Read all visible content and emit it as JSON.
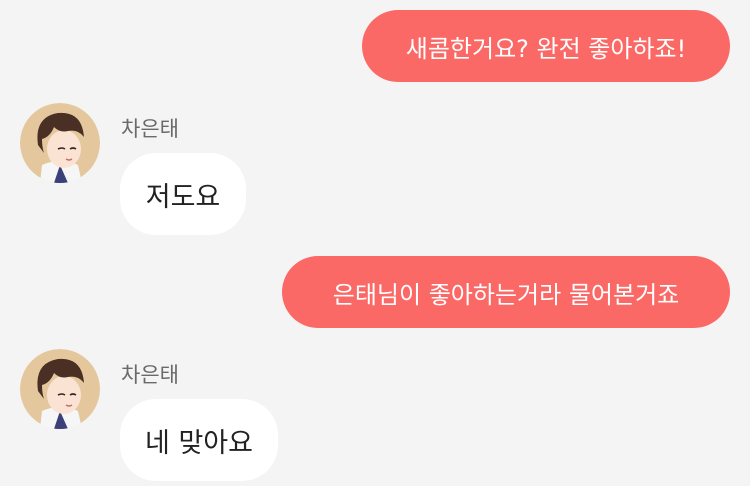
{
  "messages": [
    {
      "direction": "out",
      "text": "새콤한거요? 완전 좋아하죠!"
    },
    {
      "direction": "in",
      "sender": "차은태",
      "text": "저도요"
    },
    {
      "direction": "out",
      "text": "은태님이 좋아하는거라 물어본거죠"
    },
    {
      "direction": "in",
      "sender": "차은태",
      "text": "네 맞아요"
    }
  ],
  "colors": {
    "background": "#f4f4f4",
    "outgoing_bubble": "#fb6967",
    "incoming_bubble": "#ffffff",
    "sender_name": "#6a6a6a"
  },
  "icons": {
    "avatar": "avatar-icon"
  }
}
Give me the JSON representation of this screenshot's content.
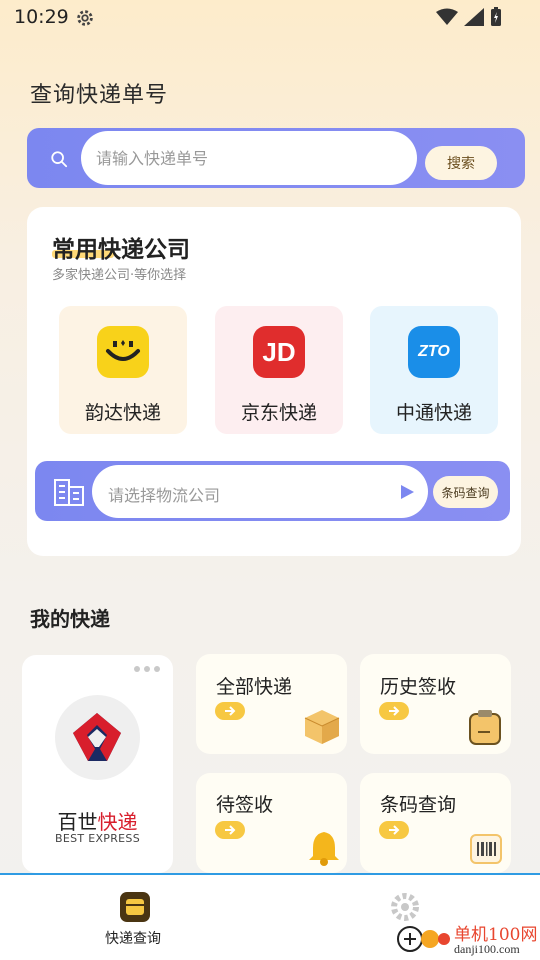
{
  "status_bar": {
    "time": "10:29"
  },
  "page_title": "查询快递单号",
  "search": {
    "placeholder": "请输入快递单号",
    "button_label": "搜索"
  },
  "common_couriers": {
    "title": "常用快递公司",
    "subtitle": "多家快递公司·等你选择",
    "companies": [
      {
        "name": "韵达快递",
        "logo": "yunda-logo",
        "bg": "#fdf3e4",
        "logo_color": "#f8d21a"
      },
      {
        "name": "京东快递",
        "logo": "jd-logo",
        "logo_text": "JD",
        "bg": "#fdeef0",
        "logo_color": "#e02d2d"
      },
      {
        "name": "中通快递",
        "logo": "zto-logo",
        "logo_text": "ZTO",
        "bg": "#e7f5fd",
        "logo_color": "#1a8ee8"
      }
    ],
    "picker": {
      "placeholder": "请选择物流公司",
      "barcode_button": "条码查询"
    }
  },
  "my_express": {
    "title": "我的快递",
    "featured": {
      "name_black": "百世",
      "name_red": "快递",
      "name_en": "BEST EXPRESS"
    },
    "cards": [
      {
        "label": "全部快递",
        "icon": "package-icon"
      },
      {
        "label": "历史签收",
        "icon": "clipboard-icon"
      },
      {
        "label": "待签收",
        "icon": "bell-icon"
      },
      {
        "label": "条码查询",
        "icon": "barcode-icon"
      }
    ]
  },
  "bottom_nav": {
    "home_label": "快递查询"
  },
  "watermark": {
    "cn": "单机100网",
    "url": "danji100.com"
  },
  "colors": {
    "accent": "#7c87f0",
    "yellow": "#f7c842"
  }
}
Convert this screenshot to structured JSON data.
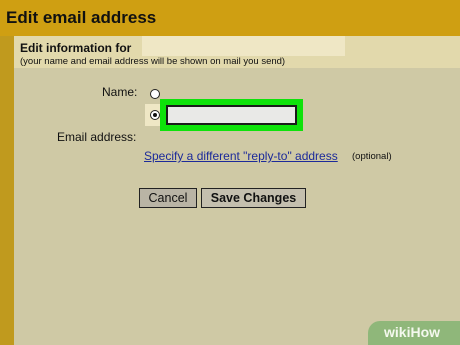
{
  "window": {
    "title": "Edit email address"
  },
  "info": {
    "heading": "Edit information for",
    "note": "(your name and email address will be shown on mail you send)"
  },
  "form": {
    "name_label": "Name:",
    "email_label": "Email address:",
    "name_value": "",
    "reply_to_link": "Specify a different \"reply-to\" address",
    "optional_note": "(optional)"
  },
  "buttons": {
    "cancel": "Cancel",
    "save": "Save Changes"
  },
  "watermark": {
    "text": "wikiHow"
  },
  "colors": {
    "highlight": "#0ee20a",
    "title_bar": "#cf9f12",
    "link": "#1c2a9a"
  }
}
■ ■ ■ ■ ■
Return each full line of the entries that contains the word "JSON".

* _ANSWER_
Read all visible content and emit it as JSON.
Give me the JSON representation of this screenshot's content.
Convert this screenshot to structured JSON data.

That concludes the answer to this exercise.